• **Objective**
The answer is a single number: how many lines hold the string "name".

Dataset entries:
+ + +

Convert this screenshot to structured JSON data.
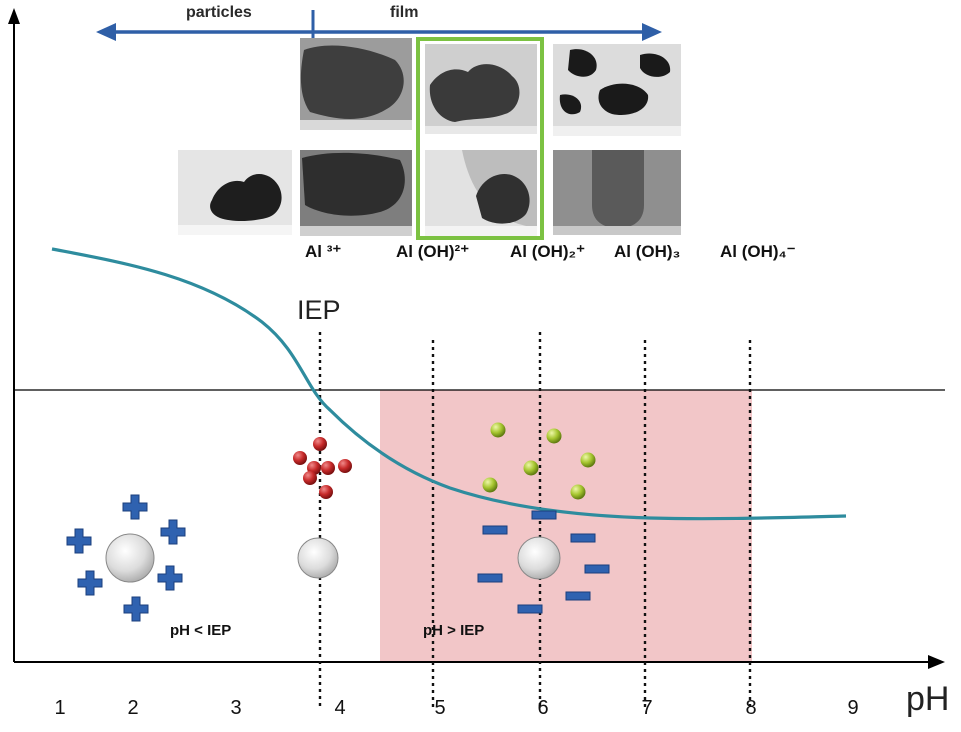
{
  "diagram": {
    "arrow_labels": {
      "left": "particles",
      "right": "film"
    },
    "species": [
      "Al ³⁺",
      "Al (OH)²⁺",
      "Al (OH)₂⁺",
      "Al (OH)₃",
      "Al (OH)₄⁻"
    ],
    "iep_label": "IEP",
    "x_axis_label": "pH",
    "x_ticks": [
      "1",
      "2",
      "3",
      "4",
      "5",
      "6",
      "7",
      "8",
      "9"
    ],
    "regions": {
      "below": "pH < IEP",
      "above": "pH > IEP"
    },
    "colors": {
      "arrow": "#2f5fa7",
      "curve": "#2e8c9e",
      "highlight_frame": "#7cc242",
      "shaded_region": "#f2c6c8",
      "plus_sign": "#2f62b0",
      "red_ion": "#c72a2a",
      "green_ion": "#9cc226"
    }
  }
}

+ + +

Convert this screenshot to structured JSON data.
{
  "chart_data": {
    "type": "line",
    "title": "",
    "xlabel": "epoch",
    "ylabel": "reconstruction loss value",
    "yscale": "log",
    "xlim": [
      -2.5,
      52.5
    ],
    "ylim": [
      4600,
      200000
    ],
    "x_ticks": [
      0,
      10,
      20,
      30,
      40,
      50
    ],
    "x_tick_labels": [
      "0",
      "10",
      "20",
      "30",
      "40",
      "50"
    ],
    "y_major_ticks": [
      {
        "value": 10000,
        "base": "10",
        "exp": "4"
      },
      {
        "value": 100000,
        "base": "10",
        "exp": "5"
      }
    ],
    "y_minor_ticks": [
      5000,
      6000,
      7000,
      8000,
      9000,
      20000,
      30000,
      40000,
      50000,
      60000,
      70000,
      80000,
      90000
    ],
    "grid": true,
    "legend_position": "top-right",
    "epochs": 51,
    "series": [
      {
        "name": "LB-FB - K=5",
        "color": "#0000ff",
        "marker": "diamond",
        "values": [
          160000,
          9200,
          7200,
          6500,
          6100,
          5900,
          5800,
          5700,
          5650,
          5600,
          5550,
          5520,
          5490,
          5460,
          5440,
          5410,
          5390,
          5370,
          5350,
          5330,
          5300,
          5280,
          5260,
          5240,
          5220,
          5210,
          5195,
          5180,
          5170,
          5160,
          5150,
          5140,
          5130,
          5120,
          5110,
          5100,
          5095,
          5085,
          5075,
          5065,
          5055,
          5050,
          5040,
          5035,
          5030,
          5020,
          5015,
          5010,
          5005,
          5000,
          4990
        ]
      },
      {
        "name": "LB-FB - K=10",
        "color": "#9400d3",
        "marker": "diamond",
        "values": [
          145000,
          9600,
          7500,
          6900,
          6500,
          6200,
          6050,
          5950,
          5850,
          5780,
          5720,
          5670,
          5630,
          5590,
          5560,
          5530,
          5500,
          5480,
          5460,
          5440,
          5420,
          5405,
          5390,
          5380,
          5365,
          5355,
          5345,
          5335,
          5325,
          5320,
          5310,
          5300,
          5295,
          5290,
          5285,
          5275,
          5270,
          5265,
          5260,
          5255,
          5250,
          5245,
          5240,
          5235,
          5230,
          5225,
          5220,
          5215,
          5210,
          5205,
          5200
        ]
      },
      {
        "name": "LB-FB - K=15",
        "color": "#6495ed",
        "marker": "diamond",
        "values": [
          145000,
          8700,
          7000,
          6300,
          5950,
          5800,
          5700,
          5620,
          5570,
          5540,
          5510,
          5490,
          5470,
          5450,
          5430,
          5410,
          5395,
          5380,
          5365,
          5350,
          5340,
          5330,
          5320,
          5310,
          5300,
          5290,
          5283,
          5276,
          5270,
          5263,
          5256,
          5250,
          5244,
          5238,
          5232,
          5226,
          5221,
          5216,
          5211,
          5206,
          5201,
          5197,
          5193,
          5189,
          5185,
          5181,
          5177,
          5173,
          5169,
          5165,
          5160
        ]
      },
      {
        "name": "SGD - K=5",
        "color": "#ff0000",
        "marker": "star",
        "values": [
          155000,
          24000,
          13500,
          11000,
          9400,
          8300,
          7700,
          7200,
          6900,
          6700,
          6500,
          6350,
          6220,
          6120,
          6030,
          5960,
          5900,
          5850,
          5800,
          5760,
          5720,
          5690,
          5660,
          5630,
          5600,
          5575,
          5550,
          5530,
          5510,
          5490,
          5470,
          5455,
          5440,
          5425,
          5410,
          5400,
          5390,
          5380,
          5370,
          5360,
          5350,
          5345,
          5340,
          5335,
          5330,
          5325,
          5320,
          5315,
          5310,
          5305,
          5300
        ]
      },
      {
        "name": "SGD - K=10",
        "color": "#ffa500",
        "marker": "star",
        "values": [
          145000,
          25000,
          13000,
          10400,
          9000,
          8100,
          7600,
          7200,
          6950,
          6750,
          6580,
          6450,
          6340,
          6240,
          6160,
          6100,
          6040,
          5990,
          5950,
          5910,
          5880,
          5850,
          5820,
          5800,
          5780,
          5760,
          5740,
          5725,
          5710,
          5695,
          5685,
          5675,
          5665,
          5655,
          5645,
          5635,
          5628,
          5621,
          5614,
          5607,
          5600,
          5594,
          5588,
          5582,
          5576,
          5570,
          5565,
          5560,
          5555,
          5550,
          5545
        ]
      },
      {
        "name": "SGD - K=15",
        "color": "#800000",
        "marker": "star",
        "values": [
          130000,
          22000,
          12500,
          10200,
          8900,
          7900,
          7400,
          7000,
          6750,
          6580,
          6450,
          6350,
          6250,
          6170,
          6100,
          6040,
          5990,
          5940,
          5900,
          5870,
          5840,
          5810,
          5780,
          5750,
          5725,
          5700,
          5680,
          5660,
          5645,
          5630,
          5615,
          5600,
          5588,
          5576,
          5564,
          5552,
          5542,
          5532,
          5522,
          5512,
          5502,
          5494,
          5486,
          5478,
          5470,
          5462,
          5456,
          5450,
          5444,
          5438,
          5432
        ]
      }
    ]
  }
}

+ + +

• **Full answer**
6